→ WHAT THE TASK ASKS: Each line that contains the string "using" counts once; report how many such lines appear in the data, as a number only.

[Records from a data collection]
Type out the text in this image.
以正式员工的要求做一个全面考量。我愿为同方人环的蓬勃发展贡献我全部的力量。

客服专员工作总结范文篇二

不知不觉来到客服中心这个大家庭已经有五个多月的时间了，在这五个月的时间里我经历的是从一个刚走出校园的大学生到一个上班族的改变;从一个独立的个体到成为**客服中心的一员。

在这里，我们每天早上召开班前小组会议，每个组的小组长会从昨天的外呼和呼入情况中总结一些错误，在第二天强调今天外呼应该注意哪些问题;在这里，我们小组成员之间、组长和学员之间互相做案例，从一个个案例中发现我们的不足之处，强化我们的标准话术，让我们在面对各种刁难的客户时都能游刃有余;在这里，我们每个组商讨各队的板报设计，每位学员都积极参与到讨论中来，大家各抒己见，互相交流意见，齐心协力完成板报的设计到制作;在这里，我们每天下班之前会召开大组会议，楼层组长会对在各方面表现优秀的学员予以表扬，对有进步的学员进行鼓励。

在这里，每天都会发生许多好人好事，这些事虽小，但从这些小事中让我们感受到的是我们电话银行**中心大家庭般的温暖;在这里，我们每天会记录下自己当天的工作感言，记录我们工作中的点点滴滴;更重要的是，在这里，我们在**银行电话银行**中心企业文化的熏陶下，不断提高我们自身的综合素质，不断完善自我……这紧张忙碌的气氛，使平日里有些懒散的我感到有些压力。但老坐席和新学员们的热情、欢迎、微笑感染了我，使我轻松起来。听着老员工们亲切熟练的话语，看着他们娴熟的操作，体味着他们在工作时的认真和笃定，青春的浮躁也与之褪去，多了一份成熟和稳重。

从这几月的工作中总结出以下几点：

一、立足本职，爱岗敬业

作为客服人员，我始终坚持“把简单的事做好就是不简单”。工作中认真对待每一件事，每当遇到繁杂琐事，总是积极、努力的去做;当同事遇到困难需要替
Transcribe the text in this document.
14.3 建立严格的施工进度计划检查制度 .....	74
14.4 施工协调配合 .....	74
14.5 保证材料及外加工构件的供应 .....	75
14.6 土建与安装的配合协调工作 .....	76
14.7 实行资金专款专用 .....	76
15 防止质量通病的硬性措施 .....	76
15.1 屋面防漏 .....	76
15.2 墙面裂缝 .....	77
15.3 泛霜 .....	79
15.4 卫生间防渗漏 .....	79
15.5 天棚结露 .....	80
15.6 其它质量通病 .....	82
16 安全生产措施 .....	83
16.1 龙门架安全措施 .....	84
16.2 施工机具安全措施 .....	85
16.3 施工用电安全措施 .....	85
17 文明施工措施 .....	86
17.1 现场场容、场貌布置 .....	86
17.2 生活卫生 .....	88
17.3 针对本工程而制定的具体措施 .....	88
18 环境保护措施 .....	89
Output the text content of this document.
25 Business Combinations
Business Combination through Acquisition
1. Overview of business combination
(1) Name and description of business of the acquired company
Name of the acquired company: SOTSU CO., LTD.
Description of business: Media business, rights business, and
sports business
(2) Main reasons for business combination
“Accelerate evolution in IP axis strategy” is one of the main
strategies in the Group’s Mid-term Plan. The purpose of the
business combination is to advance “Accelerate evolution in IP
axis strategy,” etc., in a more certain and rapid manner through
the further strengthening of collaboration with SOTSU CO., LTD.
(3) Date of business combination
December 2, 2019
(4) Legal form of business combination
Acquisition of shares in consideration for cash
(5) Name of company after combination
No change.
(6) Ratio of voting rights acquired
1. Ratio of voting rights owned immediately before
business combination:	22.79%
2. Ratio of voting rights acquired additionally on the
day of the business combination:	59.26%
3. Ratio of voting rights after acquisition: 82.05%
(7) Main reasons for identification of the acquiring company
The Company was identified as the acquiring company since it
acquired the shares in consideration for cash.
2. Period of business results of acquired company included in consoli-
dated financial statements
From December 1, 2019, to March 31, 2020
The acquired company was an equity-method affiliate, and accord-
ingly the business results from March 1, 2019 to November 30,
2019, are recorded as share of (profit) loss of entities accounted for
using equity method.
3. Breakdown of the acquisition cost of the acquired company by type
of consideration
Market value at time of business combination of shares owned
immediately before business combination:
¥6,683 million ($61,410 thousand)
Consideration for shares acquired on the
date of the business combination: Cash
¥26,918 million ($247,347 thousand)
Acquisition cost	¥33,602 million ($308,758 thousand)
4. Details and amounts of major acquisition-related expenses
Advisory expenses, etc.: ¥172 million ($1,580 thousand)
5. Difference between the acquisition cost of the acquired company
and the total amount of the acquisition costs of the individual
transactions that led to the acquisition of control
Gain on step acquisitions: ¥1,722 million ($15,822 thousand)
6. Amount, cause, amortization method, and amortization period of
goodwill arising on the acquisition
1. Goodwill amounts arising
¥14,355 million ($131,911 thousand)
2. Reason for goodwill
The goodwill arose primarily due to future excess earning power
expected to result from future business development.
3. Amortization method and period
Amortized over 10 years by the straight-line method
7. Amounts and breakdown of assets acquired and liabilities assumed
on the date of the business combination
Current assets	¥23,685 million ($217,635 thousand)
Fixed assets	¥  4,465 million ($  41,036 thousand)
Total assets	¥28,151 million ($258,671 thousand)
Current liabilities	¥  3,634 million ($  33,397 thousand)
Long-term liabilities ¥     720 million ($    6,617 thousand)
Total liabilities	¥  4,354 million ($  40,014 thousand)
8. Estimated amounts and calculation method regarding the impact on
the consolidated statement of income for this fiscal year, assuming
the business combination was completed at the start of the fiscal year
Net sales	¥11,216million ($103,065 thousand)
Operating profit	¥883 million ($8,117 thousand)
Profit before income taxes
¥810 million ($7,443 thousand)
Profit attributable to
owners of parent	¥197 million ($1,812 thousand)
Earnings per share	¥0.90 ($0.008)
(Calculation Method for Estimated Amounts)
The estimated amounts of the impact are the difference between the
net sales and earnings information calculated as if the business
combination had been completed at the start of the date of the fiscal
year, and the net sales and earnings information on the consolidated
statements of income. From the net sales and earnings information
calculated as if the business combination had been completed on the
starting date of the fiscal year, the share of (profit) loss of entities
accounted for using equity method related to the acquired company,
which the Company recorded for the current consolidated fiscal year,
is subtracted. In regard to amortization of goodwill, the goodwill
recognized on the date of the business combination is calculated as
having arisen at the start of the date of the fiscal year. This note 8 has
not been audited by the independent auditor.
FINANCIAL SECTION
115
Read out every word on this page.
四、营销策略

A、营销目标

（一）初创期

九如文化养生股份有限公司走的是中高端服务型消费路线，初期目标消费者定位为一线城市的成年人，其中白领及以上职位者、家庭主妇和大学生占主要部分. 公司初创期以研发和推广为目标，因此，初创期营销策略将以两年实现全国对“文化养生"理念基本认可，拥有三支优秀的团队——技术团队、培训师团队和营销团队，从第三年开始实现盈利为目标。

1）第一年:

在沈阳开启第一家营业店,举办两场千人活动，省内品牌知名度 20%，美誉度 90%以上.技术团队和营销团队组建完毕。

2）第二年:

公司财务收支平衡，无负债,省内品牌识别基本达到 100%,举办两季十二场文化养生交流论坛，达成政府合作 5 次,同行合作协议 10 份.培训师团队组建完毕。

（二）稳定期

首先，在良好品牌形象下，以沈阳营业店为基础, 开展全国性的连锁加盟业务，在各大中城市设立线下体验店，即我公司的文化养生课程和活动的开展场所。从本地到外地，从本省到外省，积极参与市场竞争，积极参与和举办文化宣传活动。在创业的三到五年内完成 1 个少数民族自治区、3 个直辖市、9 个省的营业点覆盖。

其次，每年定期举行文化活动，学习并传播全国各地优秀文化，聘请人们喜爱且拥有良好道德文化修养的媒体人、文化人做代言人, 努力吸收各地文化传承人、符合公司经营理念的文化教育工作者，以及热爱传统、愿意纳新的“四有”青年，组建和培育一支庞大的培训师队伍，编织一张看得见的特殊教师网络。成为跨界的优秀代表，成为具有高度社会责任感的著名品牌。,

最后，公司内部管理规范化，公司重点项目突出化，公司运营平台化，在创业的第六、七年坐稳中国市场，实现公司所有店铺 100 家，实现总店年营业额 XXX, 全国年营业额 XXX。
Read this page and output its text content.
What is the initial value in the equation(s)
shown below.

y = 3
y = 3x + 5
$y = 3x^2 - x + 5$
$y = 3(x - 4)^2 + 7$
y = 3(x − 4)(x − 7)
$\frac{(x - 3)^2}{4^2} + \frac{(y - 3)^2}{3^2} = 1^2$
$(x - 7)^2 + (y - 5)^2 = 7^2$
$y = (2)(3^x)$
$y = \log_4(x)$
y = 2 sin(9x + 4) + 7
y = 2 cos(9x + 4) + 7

→ EXERCISE RESPONSE: 2